> Problem to work on
Gather up every line that includes the string "субъектов".

> Material supplied
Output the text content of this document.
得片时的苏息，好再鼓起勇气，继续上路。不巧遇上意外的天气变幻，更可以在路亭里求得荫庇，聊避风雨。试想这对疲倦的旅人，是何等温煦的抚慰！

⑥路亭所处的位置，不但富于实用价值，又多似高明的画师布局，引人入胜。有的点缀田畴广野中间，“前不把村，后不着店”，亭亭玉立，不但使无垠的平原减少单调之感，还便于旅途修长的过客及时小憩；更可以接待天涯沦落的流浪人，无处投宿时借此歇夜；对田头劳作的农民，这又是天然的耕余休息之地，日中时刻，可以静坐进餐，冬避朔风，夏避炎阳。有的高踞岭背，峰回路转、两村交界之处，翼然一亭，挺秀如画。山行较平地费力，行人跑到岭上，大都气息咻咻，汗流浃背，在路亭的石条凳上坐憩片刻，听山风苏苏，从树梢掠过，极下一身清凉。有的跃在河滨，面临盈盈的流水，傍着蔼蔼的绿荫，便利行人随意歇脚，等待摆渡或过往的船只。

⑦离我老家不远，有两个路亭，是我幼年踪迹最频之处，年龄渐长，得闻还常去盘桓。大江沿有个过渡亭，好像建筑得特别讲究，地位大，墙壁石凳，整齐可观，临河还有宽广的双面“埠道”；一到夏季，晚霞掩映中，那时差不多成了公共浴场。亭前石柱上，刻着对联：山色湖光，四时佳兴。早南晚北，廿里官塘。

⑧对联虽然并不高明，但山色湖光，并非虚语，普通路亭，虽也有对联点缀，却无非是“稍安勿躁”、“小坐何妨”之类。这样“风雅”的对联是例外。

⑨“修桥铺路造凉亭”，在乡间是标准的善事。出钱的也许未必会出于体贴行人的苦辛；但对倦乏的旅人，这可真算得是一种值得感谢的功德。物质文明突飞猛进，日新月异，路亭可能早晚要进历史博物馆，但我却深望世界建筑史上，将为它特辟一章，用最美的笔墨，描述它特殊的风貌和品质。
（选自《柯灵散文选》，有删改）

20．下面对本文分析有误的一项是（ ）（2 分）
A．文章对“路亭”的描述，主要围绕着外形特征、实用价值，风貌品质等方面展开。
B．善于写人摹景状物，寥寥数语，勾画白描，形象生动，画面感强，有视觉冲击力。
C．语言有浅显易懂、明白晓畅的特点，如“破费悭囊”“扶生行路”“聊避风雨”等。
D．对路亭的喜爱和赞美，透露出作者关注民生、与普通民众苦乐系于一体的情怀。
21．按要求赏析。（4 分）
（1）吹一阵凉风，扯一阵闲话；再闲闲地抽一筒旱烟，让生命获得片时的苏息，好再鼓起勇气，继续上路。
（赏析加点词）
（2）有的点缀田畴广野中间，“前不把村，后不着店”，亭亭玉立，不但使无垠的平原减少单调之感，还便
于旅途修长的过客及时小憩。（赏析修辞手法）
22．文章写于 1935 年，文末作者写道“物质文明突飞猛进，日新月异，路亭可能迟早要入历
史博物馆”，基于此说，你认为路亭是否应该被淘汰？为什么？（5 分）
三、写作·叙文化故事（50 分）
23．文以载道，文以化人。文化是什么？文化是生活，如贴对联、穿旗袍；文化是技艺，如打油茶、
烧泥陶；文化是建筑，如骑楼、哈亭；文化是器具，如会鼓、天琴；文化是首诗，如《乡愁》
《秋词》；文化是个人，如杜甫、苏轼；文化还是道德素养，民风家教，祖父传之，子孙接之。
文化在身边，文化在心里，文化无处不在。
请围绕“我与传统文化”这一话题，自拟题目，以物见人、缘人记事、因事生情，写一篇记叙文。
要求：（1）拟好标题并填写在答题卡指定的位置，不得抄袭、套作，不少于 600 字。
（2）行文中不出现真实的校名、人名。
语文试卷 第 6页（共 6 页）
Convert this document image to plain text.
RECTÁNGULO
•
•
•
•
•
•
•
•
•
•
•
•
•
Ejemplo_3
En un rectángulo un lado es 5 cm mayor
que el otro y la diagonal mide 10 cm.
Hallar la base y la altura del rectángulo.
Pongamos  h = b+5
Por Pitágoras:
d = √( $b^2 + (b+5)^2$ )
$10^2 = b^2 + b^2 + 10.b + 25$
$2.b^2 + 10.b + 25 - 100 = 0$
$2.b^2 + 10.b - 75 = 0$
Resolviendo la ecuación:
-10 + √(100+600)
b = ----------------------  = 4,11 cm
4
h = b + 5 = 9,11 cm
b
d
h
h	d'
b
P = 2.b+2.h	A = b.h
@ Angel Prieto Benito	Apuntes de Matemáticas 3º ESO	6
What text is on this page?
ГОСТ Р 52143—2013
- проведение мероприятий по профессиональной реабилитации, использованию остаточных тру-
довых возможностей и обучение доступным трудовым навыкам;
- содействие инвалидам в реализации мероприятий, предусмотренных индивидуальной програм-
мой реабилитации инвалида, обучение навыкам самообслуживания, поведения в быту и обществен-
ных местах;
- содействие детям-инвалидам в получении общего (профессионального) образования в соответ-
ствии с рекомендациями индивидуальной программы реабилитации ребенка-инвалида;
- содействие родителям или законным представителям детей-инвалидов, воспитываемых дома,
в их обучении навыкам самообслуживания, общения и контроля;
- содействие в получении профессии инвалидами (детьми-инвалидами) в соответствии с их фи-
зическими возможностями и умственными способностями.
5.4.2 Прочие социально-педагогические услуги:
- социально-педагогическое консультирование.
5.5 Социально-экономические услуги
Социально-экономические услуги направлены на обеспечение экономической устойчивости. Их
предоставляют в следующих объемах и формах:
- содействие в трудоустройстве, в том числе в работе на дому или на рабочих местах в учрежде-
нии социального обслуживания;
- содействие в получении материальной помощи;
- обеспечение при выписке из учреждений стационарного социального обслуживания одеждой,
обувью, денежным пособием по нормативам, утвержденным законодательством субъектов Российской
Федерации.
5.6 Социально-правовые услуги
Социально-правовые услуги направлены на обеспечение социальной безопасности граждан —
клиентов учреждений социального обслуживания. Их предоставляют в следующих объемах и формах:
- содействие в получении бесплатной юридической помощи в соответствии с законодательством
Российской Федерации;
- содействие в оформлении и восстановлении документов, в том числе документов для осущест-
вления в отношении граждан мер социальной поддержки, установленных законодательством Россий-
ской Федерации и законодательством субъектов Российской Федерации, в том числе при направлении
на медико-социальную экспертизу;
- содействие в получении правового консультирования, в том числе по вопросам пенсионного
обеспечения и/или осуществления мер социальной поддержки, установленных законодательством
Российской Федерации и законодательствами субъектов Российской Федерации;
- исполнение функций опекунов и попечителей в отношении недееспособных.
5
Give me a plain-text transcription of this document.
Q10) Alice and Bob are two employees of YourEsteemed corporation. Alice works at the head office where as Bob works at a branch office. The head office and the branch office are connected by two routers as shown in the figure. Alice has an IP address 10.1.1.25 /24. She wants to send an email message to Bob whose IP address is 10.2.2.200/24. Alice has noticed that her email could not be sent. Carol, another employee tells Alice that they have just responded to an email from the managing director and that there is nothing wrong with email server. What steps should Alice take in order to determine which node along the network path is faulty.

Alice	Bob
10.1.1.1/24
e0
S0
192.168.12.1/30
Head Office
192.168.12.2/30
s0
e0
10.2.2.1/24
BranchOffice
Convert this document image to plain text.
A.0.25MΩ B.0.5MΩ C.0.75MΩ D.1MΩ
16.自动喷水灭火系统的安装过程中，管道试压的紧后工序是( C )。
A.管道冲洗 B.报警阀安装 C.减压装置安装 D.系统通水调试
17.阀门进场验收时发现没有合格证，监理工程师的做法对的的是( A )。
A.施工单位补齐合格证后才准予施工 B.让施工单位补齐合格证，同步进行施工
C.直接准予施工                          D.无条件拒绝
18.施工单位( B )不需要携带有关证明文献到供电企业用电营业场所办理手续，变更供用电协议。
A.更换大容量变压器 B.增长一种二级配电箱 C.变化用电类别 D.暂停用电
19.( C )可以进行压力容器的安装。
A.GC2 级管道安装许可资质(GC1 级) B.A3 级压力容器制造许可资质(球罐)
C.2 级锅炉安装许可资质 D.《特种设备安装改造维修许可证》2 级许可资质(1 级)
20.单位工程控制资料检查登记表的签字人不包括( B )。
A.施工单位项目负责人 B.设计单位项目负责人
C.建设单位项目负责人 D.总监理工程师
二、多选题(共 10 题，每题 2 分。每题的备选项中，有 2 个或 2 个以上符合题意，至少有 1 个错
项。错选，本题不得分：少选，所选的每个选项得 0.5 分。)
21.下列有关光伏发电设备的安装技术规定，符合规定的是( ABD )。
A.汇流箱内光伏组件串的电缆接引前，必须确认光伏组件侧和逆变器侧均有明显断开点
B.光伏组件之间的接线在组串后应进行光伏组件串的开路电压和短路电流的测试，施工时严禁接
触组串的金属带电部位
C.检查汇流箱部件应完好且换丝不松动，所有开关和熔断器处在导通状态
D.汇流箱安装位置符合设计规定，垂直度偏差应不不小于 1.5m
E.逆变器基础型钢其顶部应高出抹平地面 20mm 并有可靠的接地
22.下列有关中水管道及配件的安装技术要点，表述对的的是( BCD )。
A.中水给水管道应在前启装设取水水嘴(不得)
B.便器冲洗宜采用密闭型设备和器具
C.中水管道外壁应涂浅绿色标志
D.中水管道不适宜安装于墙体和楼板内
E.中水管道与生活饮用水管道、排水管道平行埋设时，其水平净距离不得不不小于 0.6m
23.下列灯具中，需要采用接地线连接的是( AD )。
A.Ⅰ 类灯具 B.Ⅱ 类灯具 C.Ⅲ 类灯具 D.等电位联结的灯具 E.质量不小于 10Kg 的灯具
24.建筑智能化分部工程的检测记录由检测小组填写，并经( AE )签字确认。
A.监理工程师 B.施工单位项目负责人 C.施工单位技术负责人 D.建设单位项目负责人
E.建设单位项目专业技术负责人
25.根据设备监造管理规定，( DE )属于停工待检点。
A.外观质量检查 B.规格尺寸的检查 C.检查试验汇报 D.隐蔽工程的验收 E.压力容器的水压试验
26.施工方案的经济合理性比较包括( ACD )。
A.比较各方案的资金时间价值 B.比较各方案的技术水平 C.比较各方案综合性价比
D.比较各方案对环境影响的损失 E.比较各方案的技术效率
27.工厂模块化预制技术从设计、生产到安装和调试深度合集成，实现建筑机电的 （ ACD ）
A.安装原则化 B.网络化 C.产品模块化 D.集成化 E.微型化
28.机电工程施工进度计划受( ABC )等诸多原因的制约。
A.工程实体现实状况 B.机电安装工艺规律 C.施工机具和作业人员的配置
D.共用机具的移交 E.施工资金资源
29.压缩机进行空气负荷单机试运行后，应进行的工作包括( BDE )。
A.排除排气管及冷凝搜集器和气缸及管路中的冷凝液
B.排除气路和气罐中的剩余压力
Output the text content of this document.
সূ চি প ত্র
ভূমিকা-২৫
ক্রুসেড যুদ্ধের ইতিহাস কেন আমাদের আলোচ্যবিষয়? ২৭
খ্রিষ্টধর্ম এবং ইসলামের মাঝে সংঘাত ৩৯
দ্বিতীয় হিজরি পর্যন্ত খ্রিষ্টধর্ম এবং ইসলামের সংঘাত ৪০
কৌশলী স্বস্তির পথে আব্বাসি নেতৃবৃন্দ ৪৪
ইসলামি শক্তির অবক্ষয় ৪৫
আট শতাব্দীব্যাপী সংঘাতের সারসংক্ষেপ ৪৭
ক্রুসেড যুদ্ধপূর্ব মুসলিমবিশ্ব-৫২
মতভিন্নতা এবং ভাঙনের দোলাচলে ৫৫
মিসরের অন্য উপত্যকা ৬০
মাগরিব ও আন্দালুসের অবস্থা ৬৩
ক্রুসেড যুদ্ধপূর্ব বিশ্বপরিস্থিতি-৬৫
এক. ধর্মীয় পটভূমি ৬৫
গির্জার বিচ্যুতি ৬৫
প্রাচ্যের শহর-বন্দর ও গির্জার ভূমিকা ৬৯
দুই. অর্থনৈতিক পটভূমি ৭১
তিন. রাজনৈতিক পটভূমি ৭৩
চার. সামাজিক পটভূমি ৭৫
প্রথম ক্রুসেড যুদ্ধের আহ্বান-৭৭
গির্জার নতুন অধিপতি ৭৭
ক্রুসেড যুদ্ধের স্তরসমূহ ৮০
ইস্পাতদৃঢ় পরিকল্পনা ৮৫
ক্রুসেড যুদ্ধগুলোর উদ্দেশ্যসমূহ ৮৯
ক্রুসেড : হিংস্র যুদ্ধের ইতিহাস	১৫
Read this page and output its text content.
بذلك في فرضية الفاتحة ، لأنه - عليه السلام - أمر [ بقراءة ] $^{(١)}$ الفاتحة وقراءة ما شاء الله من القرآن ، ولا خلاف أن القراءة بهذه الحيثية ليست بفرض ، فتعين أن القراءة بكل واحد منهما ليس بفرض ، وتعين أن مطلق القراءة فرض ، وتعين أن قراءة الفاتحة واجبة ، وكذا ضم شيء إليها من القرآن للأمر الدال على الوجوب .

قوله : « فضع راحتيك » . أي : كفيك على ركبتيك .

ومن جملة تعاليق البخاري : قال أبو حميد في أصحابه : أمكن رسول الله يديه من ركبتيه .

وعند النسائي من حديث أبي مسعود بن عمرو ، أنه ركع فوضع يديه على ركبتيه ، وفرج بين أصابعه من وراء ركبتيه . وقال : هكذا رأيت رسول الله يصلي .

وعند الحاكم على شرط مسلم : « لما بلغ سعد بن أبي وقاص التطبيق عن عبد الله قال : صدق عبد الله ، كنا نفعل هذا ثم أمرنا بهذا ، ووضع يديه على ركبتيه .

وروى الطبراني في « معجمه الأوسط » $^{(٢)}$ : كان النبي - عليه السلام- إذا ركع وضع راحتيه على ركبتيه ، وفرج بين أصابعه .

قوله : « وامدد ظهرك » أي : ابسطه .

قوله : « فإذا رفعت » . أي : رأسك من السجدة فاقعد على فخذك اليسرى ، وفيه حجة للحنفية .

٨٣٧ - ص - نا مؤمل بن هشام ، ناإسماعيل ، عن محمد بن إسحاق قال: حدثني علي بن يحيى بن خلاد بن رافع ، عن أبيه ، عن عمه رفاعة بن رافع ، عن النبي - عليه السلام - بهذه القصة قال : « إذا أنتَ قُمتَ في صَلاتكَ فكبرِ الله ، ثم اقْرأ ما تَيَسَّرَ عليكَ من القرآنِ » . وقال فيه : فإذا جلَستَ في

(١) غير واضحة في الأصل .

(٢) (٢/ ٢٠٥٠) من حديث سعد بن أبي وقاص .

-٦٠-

> Output
обувью, денежным пособием по нормативам, утвержденным законодательством субъектов Российской
ской Федерации и законодательством субъектов Российской Федерации, в том числе при направлении
Российской Федерации и законодательствами субъектов Российской Федерации;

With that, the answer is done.